### [WHAT THE EXERCISE ASKS]
Every line below is to be quoted exactly, with nothing added or dropped.

### [PROVIDED ENTRIES]
════
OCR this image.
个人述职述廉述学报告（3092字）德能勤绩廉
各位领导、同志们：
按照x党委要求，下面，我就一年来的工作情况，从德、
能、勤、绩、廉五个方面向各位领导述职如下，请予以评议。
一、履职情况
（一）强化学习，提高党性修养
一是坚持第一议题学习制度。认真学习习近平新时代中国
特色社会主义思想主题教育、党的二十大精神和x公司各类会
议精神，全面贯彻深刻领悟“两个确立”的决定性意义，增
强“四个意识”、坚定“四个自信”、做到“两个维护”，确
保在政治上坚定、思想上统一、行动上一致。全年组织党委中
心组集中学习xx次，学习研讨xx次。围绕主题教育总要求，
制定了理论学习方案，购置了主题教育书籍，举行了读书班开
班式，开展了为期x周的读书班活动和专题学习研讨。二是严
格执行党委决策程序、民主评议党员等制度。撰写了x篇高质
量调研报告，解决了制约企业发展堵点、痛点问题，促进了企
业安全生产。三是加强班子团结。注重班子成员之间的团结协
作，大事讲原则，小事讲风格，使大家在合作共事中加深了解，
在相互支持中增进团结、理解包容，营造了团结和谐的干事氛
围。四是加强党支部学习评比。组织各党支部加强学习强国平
════
### [FINISHED EXERCISE]
OCR this image.
个人述职述廉述学报告（3092字）德能勤绩廉
各位领导、同志们：
按照x党委要求，下面，我就一年来的工作情况，从德、
能、勤、绩、廉五个方面向各位领导述职如下，请予以评议。
一、履职情况
（一）强化学习，提高党性修养
一是坚持第一议题学习制度。认真学习习近平新时代中国
特色社会主义思想主题教育、党的二十大精神和x公司各类会
议精神，全面贯彻深刻领悟“两个确立”的决定性意义，增
强“四个意识”、坚定“四个自信”、做到“两个维护”，确
保在政治上坚定、思想上统一、行动上一致。全年组织党委中
心组集中学习xx次，学习研讨xx次。围绕主题教育总要求，
制定了理论学习方案，购置了主题教育书籍，举行了读书班开
班式，开展了为期x周的读书班活动和专题学习研讨。二是严
格执行党委决策程序、民主评议党员等制度。撰写了x篇高质
量调研报告，解决了制约企业发展堵点、痛点问题，促进了企
业安全生产。三是加强班子团结。注重班子成员之间的团结协
作，大事讲原则，小事讲风格，使大家在合作共事中加深了解，
在相互支持中增进团结、理解包容，营造了团结和谐的干事氛
围。四是加强党支部学习评比。组织各党支部加强学习强国平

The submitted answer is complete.